- **TEXT FOR ANALYSIS**:
++++++

- Full name: Claire Ann Boyce
- Born: April 25, 1995 (age 31) St Louis, Missouri
- Height: 167.6 cm (5 ft 6 in)

Gymnastics career
- Discipline: Women's artistic gymnastics
- College team: Florida Gators
- Club: Texas Dreams
- Head coach: Jenny Rowland
- Former coaches: Rhonda Faehn Kim Zmeskal

= Claire Boyce =

American artistic gymnast

Claire Ann Boyce (born April 25, 1995, in St Louis, Missouri) is a retired American collegiate artistic gymnast. She competed for the Florida Gators women's gymnastics team from 2013 to 2017.

== Early life ==
Claire Ann Boyce was born on April 25, 1995, in St Louis, Missouri, to parents, David and Kimberly Boyce. She has two brothers, Brian and Luke. She started gymnastics classes at the age of two and a half, in 1998, at Great American Gymnastics Express. Later, she moved to Diamond Gymnastics and then, in 2005, at the age of ten, she moved to Edmond, Oklahoma, and started training at Dynamo Gymnastics. A year later, Boyce was fourth at the 2006 Level 9 Westerns.

++++++

- **EXERCISE TASKS**:
1. List every gym named in the "Early life" section of the Claire Boyce profile where she took classes or trained.
2. Reproduce the passage of the Claire Boyce profile starting with "Claire Ann Boyce (born" and going on through "Level 9 Westerns.".

++++++

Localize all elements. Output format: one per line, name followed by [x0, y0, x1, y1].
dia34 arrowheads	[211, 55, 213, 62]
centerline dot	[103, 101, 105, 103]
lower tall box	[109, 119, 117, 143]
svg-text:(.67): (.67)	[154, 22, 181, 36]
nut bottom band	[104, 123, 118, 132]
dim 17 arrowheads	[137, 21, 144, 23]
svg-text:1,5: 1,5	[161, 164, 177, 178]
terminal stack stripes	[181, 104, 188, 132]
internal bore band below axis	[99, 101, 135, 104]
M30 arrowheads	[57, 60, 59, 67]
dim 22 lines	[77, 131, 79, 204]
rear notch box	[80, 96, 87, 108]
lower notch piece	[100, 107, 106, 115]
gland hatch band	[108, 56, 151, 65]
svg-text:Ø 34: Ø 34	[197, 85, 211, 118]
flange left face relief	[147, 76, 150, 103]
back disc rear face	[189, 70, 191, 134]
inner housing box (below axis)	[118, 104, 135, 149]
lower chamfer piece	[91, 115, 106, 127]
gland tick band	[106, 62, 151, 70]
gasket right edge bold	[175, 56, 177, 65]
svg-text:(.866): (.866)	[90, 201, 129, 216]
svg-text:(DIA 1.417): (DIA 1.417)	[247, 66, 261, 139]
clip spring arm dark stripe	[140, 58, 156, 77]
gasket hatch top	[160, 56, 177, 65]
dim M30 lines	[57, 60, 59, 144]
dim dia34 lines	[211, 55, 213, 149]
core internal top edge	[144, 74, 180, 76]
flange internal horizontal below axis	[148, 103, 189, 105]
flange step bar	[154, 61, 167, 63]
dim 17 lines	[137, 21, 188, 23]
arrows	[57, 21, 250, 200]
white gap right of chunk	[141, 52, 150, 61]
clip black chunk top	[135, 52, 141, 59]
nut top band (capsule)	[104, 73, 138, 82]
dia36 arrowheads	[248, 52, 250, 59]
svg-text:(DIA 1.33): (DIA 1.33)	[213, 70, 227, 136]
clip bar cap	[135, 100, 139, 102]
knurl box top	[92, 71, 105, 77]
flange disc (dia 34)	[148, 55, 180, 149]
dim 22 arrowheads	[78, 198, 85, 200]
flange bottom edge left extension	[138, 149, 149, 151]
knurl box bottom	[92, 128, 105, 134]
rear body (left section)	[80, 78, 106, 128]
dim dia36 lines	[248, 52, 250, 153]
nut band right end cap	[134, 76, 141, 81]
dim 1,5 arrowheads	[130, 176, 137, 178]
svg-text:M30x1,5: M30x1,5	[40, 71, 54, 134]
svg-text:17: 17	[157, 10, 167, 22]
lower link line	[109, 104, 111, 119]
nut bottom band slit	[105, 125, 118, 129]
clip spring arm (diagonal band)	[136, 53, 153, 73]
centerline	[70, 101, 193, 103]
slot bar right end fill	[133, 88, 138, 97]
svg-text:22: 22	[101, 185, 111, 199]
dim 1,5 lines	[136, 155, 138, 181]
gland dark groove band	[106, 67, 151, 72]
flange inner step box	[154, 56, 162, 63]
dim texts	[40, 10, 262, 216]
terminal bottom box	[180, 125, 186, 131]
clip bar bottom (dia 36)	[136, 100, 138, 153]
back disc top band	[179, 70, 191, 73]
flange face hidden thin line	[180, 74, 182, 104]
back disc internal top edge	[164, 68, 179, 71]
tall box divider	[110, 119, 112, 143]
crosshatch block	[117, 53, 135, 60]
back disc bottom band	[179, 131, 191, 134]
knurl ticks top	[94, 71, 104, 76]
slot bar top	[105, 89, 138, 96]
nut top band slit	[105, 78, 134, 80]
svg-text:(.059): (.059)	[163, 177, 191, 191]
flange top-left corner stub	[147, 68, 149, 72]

++++++

- **OUTPUTS FOR THE TASKS**:
1.
- Great American Gymnastics Express
- Diamond Gymnastics
- Dynamo Gymnastics

2.
Claire Ann Boyce (born April 25, 1995, in St Louis, Missouri) is a retired American collegiate artistic gymnast. She competed for the Florida Gators women's gymnastics team from 2013 to 2017.

== Early life ==
Claire Ann Boyce was born on April 25, 1995, in St Louis, Missouri, to parents, David and Kimberly Boyce. She has two brothers, Brian and Luke. She started gymnastics classes at the age of two and a half, in 1998, at Great American Gymnastics Express. Later, she moved to Diamond Gymnastics and then, in 2005, at the age of ten, she moved to Edmond, Oklahoma, and started training at Dynamo Gymnastics. A year later, Boyce was fourth at the 2006 Level 9 Westerns.